Search the data below for the string "Seiten". Extract every line that contains it.

Collection entries
■ ■ ■ ■ ■
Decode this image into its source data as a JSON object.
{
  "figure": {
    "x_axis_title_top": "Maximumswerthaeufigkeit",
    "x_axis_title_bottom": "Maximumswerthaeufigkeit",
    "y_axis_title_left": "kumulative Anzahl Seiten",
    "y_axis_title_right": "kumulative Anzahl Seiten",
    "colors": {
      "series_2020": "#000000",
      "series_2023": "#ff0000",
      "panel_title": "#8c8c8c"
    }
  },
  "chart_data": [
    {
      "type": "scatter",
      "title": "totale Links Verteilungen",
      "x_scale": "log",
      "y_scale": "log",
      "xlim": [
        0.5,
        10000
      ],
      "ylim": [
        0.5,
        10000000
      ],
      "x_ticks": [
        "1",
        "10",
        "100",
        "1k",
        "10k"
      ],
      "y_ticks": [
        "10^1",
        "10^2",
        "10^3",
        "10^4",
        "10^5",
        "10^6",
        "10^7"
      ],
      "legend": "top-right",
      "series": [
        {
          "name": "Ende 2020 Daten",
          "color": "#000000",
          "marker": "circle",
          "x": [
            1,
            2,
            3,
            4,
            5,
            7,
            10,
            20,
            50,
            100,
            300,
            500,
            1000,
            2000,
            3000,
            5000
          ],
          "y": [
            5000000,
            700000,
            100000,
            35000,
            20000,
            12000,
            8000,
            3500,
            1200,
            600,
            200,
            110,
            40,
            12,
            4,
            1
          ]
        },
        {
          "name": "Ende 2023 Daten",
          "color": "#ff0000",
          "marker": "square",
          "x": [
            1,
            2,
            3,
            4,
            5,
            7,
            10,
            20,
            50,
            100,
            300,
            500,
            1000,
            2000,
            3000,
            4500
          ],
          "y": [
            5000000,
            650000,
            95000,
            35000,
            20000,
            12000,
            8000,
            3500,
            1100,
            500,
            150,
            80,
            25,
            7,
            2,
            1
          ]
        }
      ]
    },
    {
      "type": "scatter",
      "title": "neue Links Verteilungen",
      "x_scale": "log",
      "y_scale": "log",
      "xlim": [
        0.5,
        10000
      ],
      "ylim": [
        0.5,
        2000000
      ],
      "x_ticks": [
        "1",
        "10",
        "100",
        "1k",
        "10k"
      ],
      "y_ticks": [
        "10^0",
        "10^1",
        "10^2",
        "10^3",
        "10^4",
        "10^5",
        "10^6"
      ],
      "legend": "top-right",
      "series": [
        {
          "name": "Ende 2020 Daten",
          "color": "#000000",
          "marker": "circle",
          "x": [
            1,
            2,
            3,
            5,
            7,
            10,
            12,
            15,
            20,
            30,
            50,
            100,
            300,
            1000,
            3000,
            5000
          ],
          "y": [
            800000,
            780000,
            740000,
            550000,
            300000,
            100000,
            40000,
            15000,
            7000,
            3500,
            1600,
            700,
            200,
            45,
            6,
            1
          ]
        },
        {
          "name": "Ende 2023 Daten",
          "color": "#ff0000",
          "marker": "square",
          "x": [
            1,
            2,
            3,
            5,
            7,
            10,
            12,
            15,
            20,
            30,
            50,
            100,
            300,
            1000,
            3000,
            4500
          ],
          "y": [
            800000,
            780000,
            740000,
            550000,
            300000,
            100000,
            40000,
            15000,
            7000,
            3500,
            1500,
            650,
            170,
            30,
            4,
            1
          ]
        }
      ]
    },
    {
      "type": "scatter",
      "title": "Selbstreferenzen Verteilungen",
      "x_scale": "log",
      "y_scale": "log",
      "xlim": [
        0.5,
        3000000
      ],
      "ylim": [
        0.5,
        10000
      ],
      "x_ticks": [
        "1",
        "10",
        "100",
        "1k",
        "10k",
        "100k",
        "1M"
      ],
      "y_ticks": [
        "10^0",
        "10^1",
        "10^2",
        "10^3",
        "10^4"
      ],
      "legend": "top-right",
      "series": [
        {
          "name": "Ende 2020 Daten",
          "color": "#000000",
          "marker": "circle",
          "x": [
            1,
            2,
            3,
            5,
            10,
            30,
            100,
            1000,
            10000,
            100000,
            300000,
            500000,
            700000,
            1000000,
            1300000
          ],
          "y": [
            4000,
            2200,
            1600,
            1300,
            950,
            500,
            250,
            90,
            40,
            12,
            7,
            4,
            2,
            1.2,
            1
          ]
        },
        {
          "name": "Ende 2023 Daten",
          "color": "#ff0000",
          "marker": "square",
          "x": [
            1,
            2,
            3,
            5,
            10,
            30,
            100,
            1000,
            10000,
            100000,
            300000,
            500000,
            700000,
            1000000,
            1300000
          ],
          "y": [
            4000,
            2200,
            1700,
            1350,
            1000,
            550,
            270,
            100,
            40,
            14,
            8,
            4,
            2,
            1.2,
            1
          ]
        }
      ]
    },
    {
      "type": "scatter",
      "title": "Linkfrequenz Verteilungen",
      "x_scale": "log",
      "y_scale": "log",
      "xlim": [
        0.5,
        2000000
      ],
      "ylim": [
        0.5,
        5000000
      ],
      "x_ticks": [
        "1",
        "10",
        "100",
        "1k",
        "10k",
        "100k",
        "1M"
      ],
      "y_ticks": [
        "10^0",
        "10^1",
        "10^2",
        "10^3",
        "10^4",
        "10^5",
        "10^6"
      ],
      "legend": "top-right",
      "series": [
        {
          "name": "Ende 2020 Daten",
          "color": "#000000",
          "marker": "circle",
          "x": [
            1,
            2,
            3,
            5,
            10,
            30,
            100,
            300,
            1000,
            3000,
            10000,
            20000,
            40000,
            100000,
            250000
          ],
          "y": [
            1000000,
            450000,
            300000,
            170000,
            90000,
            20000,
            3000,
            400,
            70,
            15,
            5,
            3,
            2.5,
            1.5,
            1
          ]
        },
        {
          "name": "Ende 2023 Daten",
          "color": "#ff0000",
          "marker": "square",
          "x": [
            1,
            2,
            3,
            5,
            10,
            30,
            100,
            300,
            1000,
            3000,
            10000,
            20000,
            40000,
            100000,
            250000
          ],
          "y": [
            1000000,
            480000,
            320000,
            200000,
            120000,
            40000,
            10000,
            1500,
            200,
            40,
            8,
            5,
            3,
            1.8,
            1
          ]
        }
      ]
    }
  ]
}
■ ■ ■ ■ ■
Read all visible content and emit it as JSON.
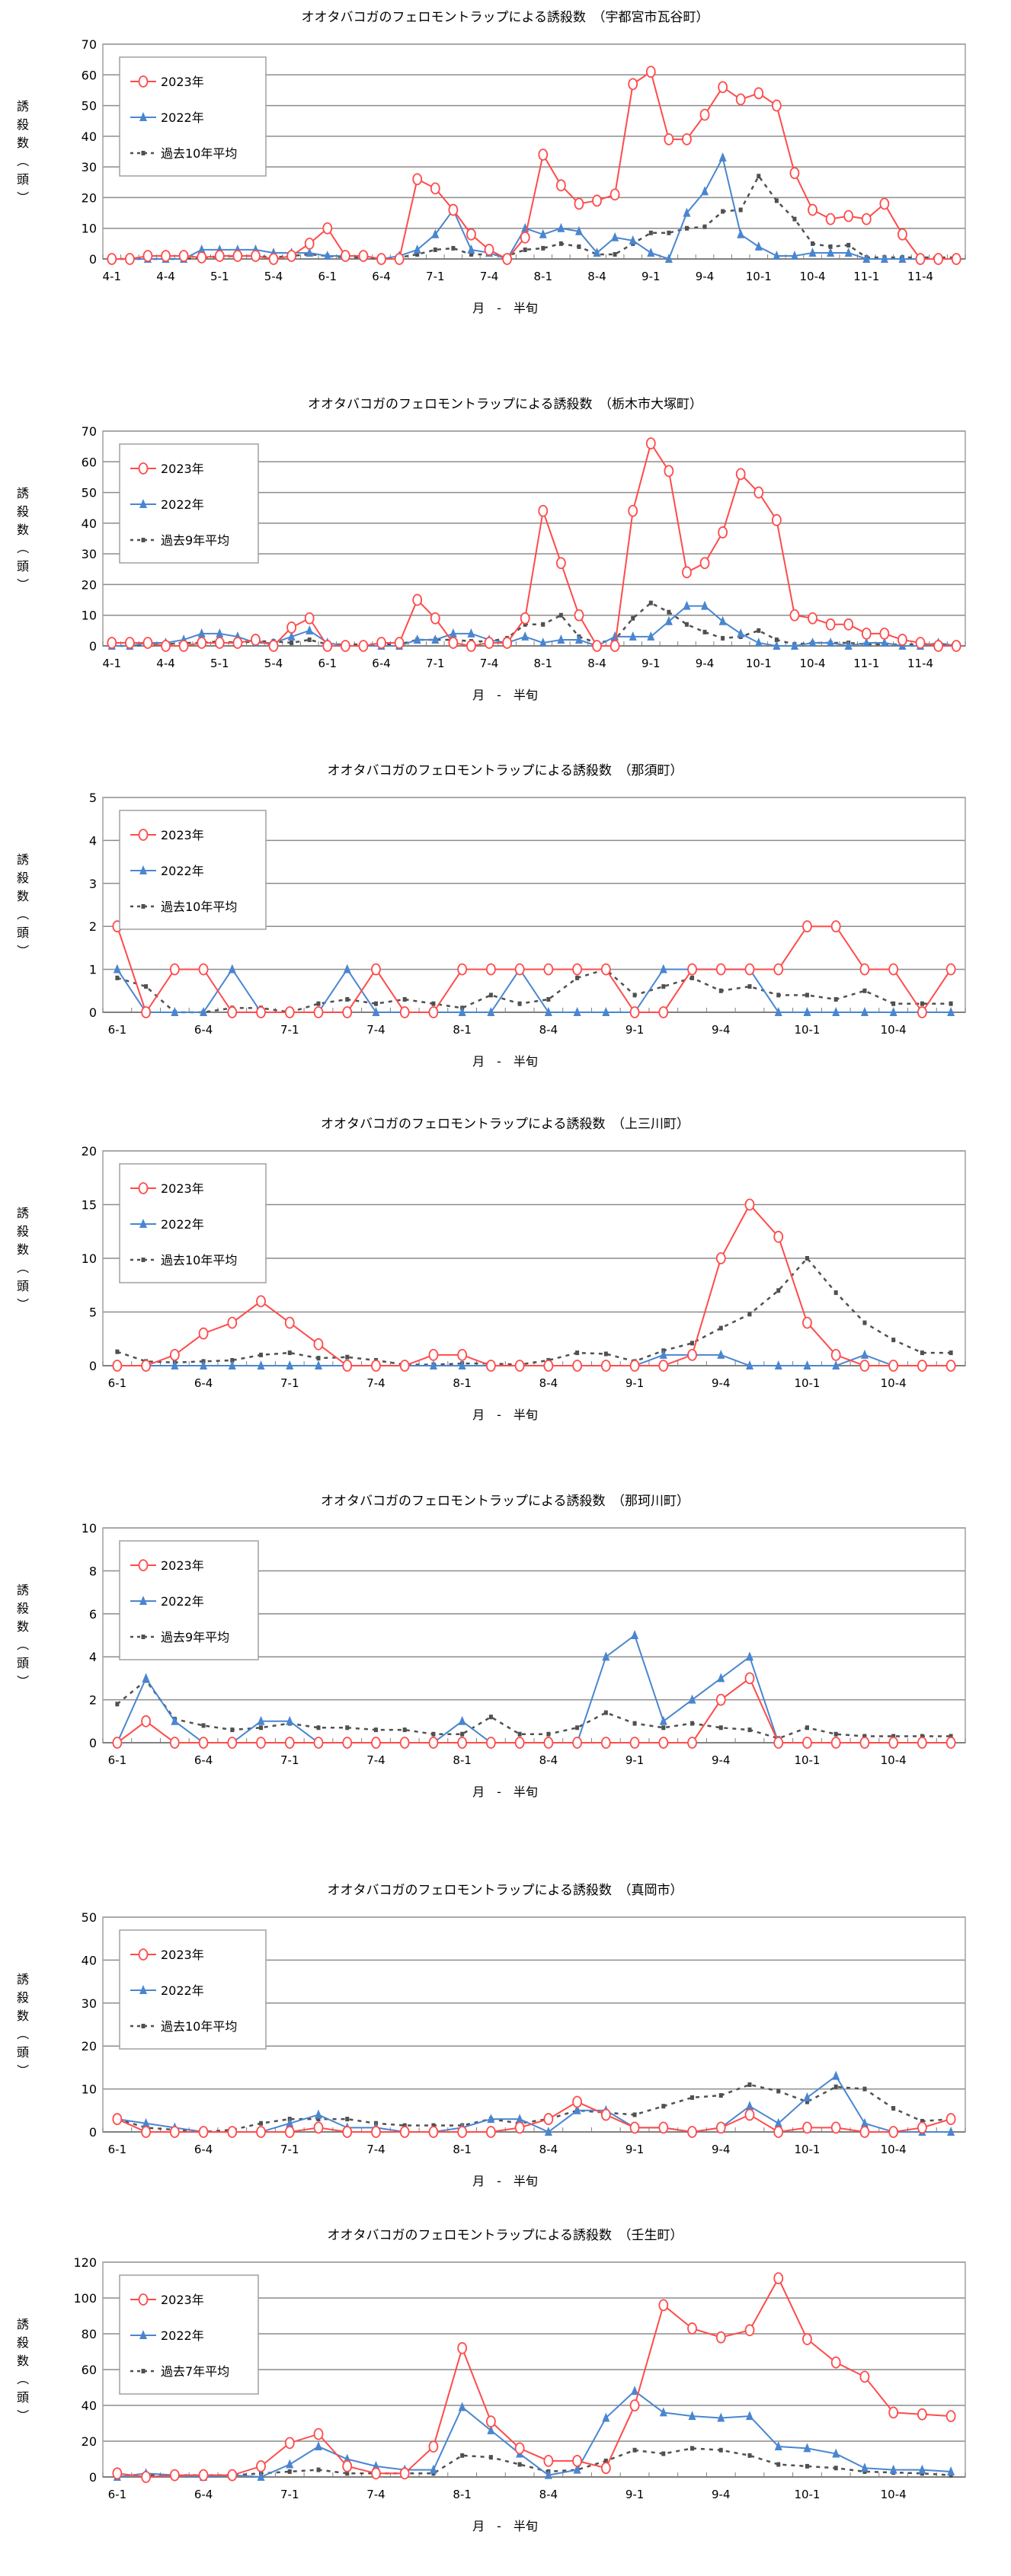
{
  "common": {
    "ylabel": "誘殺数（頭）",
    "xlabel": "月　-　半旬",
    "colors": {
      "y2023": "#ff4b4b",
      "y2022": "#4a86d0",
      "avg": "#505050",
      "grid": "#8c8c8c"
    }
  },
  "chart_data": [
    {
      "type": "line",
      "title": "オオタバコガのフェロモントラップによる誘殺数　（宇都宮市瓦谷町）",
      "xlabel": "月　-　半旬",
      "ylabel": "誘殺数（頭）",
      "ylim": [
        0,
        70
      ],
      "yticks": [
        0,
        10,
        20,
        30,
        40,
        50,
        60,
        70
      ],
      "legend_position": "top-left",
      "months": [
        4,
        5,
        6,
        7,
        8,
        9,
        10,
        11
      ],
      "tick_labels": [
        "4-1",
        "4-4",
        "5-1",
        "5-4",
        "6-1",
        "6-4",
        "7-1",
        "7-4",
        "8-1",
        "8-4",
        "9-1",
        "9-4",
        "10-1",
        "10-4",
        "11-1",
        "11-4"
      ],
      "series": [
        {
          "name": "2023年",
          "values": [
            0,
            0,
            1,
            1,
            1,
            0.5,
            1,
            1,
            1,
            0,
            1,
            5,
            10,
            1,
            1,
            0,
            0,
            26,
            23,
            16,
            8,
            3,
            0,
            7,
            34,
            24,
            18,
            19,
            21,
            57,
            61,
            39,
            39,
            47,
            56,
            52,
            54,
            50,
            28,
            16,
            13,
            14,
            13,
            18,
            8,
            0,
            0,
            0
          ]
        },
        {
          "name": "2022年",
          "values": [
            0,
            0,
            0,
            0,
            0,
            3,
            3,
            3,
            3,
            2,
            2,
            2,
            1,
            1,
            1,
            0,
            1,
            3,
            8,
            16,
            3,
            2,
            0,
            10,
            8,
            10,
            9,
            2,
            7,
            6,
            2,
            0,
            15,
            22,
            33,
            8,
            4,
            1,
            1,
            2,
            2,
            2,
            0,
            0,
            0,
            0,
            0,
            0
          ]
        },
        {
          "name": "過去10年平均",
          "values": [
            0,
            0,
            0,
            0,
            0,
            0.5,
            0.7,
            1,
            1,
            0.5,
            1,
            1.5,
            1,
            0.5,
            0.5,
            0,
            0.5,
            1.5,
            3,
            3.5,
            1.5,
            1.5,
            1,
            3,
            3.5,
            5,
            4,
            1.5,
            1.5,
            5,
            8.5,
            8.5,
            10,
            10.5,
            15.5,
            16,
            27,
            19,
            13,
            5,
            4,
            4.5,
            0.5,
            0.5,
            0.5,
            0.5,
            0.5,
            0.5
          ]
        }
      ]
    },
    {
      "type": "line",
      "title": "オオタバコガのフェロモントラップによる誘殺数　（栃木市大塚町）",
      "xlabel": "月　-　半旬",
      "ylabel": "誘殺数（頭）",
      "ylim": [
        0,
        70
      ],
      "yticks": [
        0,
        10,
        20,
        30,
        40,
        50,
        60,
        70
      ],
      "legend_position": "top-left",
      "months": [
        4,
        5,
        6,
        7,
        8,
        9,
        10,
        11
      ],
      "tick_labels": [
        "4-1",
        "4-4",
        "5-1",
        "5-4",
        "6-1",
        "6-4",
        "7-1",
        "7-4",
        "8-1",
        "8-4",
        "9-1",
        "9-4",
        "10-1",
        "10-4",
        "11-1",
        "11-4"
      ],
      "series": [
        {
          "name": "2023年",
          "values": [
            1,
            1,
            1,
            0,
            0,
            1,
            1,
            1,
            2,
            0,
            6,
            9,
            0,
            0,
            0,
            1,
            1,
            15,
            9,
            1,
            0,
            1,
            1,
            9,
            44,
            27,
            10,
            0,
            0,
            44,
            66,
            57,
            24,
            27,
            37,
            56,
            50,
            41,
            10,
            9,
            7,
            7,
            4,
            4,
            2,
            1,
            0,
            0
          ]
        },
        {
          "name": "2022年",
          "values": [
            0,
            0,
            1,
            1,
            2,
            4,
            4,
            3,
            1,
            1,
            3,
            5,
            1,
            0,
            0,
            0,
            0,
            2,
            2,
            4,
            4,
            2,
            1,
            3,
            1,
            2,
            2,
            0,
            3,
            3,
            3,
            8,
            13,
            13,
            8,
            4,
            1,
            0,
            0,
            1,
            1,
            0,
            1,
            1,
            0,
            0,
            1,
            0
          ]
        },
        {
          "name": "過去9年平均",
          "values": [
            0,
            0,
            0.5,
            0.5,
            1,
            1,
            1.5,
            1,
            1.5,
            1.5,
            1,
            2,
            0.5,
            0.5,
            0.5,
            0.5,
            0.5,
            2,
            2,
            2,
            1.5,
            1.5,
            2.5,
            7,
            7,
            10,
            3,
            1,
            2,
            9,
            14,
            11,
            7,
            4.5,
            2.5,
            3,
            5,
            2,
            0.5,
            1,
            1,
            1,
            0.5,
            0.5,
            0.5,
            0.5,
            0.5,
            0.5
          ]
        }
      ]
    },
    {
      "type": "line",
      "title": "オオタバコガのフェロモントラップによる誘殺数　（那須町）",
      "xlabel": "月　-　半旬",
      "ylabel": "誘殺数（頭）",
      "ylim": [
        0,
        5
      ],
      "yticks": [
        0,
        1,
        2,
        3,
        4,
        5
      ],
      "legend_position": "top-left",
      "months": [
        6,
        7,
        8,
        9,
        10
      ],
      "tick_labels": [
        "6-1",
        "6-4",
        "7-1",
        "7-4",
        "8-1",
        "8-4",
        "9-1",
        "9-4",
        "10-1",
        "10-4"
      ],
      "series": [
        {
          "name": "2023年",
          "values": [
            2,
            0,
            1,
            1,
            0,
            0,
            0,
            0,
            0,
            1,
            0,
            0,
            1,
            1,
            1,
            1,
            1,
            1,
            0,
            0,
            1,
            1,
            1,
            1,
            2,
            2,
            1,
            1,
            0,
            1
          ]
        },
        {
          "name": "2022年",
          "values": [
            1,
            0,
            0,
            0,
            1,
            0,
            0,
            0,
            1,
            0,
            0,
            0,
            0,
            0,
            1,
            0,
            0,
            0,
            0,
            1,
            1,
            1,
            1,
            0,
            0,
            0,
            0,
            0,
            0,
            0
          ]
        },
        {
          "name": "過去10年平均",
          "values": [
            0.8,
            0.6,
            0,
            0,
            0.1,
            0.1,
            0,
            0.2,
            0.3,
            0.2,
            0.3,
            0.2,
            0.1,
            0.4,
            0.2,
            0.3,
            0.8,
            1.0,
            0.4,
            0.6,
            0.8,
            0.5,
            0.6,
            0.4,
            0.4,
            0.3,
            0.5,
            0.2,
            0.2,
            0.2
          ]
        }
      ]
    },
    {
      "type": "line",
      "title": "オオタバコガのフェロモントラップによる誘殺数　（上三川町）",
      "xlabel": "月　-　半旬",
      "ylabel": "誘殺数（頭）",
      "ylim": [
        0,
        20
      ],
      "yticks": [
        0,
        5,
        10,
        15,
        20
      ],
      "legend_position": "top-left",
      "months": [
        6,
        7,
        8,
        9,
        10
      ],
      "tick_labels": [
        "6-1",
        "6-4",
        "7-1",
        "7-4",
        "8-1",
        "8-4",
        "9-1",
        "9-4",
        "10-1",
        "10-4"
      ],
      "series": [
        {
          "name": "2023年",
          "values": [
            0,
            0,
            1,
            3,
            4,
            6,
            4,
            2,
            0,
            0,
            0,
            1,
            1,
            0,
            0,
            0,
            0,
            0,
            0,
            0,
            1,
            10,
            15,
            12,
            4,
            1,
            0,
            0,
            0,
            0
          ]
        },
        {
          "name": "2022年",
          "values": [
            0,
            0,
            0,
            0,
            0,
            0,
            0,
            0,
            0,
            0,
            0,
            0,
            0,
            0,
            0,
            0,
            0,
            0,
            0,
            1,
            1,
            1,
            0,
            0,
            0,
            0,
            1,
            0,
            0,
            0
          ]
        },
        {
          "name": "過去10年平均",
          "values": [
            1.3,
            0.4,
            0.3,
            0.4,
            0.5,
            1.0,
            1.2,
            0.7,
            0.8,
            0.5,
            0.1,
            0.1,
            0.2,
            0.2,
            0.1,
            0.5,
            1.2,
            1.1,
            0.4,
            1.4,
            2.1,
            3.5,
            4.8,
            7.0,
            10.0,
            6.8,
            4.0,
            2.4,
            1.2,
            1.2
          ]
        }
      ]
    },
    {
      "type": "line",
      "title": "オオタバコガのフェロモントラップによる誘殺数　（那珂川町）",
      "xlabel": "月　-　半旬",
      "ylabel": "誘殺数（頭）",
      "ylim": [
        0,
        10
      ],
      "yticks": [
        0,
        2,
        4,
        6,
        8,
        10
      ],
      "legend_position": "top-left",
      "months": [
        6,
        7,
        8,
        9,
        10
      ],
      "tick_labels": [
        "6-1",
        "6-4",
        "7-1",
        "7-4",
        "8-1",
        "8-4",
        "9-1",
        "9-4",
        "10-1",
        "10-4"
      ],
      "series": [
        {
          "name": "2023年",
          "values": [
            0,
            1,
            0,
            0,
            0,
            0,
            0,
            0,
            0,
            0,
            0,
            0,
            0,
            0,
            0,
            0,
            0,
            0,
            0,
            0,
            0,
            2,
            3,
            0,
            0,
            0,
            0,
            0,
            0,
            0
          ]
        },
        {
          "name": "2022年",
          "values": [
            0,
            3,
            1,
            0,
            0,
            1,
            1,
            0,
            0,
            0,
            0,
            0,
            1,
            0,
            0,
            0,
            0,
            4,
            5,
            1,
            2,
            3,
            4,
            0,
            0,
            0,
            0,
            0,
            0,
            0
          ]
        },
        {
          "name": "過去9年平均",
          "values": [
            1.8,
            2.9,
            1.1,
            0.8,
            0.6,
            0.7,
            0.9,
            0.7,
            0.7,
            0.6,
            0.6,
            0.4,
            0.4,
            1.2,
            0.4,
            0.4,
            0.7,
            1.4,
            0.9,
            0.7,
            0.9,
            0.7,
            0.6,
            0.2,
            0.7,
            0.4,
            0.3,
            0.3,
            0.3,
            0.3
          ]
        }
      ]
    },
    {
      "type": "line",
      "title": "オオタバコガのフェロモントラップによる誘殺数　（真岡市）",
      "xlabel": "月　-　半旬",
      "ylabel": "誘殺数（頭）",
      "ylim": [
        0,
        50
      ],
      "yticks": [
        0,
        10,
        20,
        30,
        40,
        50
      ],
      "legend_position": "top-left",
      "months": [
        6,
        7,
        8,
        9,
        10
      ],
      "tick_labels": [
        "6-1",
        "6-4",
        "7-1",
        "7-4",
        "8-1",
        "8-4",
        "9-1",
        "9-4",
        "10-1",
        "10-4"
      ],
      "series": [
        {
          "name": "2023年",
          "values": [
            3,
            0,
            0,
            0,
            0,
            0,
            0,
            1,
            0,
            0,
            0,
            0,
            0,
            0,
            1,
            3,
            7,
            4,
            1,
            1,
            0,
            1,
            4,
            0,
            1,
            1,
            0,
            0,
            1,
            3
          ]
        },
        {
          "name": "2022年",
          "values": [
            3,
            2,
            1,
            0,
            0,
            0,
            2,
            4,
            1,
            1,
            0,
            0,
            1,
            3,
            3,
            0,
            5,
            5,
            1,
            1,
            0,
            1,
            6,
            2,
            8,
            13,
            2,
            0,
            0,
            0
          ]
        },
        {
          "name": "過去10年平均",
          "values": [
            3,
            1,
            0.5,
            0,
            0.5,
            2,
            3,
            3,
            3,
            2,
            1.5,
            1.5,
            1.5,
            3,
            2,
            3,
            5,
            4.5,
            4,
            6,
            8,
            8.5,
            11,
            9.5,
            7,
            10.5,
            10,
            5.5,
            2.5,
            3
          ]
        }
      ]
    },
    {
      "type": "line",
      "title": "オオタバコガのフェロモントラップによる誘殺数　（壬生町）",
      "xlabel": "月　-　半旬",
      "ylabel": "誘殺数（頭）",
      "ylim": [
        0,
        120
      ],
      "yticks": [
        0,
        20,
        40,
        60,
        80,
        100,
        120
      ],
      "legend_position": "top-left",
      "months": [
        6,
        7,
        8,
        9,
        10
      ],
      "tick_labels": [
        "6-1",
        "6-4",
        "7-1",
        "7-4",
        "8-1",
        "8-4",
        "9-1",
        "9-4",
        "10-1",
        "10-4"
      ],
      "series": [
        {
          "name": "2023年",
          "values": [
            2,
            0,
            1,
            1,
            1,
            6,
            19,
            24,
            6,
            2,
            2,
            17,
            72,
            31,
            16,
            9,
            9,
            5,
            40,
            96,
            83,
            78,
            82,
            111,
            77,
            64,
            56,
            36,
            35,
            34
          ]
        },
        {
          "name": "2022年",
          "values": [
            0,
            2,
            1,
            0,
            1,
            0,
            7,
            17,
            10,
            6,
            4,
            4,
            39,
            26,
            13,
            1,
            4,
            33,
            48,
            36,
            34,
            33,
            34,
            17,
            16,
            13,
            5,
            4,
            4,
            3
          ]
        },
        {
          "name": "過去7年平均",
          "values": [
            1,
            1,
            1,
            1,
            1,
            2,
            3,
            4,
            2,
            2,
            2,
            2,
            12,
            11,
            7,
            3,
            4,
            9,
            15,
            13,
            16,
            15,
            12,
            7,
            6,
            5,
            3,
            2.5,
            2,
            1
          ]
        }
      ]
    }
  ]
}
■ ■ ■ ■ ■
- [FULL ANSWER]
    "y_axis_title_left": "kumulative Anzahl Seiten",
    "y_axis_title_right": "kumulative Anzahl Seiten",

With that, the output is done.